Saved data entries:
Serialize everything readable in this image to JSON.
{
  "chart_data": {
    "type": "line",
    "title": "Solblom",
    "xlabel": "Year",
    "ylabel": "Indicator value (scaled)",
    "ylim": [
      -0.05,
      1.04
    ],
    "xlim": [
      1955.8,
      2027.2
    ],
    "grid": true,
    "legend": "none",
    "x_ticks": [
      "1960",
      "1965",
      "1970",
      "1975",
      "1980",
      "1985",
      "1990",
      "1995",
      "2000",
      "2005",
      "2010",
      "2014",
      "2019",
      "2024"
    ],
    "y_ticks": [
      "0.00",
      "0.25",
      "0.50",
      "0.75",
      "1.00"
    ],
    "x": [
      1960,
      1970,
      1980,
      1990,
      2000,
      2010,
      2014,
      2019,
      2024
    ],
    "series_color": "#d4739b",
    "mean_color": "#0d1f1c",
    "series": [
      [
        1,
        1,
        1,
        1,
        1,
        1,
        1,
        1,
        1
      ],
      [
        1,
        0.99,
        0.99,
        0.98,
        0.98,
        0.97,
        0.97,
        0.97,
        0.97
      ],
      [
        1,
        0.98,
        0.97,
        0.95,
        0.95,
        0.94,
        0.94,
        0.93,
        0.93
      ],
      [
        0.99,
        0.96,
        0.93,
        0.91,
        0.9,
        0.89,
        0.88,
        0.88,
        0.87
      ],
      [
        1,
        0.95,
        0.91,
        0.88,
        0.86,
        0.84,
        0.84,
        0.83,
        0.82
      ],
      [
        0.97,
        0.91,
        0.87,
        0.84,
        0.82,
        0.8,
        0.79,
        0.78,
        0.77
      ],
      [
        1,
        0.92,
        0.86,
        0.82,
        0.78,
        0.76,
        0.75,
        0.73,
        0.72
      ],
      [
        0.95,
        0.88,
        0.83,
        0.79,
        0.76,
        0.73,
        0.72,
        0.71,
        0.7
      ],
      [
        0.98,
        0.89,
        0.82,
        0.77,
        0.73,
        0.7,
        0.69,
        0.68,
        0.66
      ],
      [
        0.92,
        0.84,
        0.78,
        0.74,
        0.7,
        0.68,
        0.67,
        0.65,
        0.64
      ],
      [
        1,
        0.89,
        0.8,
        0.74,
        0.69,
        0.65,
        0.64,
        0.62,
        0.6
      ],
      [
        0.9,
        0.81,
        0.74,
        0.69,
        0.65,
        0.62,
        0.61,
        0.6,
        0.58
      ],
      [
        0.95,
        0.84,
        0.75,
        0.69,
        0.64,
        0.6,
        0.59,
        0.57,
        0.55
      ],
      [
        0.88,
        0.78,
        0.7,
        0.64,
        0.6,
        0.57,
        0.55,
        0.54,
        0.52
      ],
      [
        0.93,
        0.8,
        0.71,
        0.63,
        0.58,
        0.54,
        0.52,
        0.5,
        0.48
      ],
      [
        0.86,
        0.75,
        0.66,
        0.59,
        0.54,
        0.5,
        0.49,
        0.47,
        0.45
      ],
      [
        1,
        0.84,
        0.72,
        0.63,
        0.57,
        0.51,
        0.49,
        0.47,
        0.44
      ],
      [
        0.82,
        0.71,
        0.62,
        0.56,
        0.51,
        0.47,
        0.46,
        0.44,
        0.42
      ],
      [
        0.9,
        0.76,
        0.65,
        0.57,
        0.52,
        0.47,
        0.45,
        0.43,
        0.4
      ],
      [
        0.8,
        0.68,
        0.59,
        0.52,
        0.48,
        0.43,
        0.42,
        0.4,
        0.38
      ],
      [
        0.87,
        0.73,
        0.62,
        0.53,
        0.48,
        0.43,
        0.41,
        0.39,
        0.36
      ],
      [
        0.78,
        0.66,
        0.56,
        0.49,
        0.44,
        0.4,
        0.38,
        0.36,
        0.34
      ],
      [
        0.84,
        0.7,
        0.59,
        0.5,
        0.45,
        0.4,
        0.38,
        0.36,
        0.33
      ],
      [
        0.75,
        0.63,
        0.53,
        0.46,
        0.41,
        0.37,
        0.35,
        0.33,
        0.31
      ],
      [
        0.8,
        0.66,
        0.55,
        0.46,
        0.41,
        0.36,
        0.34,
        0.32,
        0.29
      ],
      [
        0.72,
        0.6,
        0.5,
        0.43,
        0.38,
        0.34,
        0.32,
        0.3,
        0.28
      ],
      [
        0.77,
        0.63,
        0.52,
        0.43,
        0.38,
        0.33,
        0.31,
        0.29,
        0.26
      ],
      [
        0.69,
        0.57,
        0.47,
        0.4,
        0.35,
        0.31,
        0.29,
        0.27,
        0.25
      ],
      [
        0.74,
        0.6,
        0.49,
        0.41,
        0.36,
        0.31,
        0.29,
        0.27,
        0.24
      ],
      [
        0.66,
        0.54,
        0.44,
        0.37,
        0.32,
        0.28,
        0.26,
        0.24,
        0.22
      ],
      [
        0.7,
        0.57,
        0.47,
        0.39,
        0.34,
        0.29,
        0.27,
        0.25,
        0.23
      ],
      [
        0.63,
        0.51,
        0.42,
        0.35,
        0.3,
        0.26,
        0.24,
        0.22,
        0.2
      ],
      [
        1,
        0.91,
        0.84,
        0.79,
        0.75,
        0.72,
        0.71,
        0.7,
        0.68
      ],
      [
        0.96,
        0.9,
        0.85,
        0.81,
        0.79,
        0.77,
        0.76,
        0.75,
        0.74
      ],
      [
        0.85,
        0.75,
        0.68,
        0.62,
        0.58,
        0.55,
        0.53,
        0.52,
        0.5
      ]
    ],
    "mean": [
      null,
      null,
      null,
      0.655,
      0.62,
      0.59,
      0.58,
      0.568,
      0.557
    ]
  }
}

WHAT THE EXERCISE ASKS: Copy every record above exactly as it appears.

TASK SOLUTION:
Serialize everything readable in this image to JSON.
{
  "chart_data": {
    "type": "line",
    "title": "Solblom",
    "xlabel": "Year",
    "ylabel": "Indicator value (scaled)",
    "ylim": [
      -0.05,
      1.04
    ],
    "xlim": [
      1955.8,
      2027.2
    ],
    "grid": true,
    "legend": "none",
    "x_ticks": [
      "1960",
      "1965",
      "1970",
      "1975",
      "1980",
      "1985",
      "1990",
      "1995",
      "2000",
      "2005",
      "2010",
      "2014",
      "2019",
      "2024"
    ],
    "y_ticks": [
      "0.00",
      "0.25",
      "0.50",
      "0.75",
      "1.00"
    ],
    "x": [
      1960,
      1970,
      1980,
      1990,
      2000,
      2010,
      2014,
      2019,
      2024
    ],
    "series_color": "#d4739b",
    "mean_color": "#0d1f1c",
    "series": [
      [
        1,
        1,
        1,
        1,
        1,
        1,
        1,
        1,
        1
      ],
      [
        1,
        0.99,
        0.99,
        0.98,
        0.98,
        0.97,
        0.97,
        0.97,
        0.97
      ],
      [
        1,
        0.98,
        0.97,
        0.95,
        0.95,
        0.94,
        0.94,
        0.93,
        0.93
      ],
      [
        0.99,
        0.96,
        0.93,
        0.91,
        0.9,
        0.89,
        0.88,
        0.88,
        0.87
      ],
      [
        1,
        0.95,
        0.91,
        0.88,
        0.86,
        0.84,
        0.84,
        0.83,
        0.82
      ],
      [
        0.97,
        0.91,
        0.87,
        0.84,
        0.82,
        0.8,
        0.79,
        0.78,
        0.77
      ],
      [
        1,
        0.92,
        0.86,
        0.82,
        0.78,
        0.76,
        0.75,
        0.73,
        0.72
      ],
      [
        0.95,
        0.88,
        0.83,
        0.79,
        0.76,
        0.73,
        0.72,
        0.71,
        0.7
      ],
      [
        0.98,
        0.89,
        0.82,
        0.77,
        0.73,
        0.7,
        0.69,
        0.68,
        0.66
      ],
      [
        0.92,
        0.84,
        0.78,
        0.74,
        0.7,
        0.68,
        0.67,
        0.65,
        0.64
      ],
      [
        1,
        0.89,
        0.8,
        0.74,
        0.69,
        0.65,
        0.64,
        0.62,
        0.6
      ],
      [
        0.9,
        0.81,
        0.74,
        0.69,
        0.65,
        0.62,
        0.61,
        0.6,
        0.58
      ],
      [
        0.95,
        0.84,
        0.75,
        0.69,
        0.64,
        0.6,
        0.59,
        0.57,
        0.55
      ],
      [
        0.88,
        0.78,
        0.7,
        0.64,
        0.6,
        0.57,
        0.55,
        0.54,
        0.52
      ],
      [
        0.93,
        0.8,
        0.71,
        0.63,
        0.58,
        0.54,
        0.52,
        0.5,
        0.48
      ],
      [
        0.86,
        0.75,
        0.66,
        0.59,
        0.54,
        0.5,
        0.49,
        0.47,
        0.45
      ],
      [
        1,
        0.84,
        0.72,
        0.63,
        0.57,
        0.51,
        0.49,
        0.47,
        0.44
      ],
      [
        0.82,
        0.71,
        0.62,
        0.56,
        0.51,
        0.47,
        0.46,
        0.44,
        0.42
      ],
      [
        0.9,
        0.76,
        0.65,
        0.57,
        0.52,
        0.47,
        0.45,
        0.43,
        0.4
      ],
      [
        0.8,
        0.68,
        0.59,
        0.52,
        0.48,
        0.43,
        0.42,
        0.4,
        0.38
      ],
      [
        0.87,
        0.73,
        0.62,
        0.53,
        0.48,
        0.43,
        0.41,
        0.39,
        0.36
      ],
      [
        0.78,
        0.66,
        0.56,
        0.49,
        0.44,
        0.4,
        0.38,
        0.36,
        0.34
      ],
      [
        0.84,
        0.7,
        0.59,
        0.5,
        0.45,
        0.4,
        0.38,
        0.36,
        0.33
      ],
      [
        0.75,
        0.63,
        0.53,
        0.46,
        0.41,
        0.37,
        0.35,
        0.33,
        0.31
      ],
      [
        0.8,
        0.66,
        0.55,
        0.46,
        0.41,
        0.36,
        0.34,
        0.32,
        0.29
      ],
      [
        0.72,
        0.6,
        0.5,
        0.43,
        0.38,
        0.34,
        0.32,
        0.3,
        0.28
      ],
      [
        0.77,
        0.63,
        0.52,
        0.43,
        0.38,
        0.33,
        0.31,
        0.29,
        0.26
      ],
      [
        0.69,
        0.57,
        0.47,
        0.4,
        0.35,
        0.31,
        0.29,
        0.27,
        0.25
      ],
      [
        0.74,
        0.6,
        0.49,
        0.41,
        0.36,
        0.31,
        0.29,
        0.27,
        0.24
      ],
      [
        0.66,
        0.54,
        0.44,
        0.37,
        0.32,
        0.28,
        0.26,
        0.24,
        0.22
      ],
      [
        0.7,
        0.57,
        0.47,
        0.39,
        0.34,
        0.29,
        0.27,
        0.25,
        0.23
      ],
      [
        0.63,
        0.51,
        0.42,
        0.35,
        0.3,
        0.26,
        0.24,
        0.22,
        0.2
      ],
      [
        1,
        0.91,
        0.84,
        0.79,
        0.75,
        0.72,
        0.71,
        0.7,
        0.68
      ],
      [
        0.96,
        0.9,
        0.85,
        0.81,
        0.79,
        0.77,
        0.76,
        0.75,
        0.74
      ],
      [
        0.85,
        0.75,
        0.68,
        0.62,
        0.58,
        0.55,
        0.53,
        0.52,
        0.5
      ]
    ],
    "mean": [
      null,
      null,
      null,
      0.655,
      0.62,
      0.59,
      0.58,
      0.568,
      0.557
    ]
  }
}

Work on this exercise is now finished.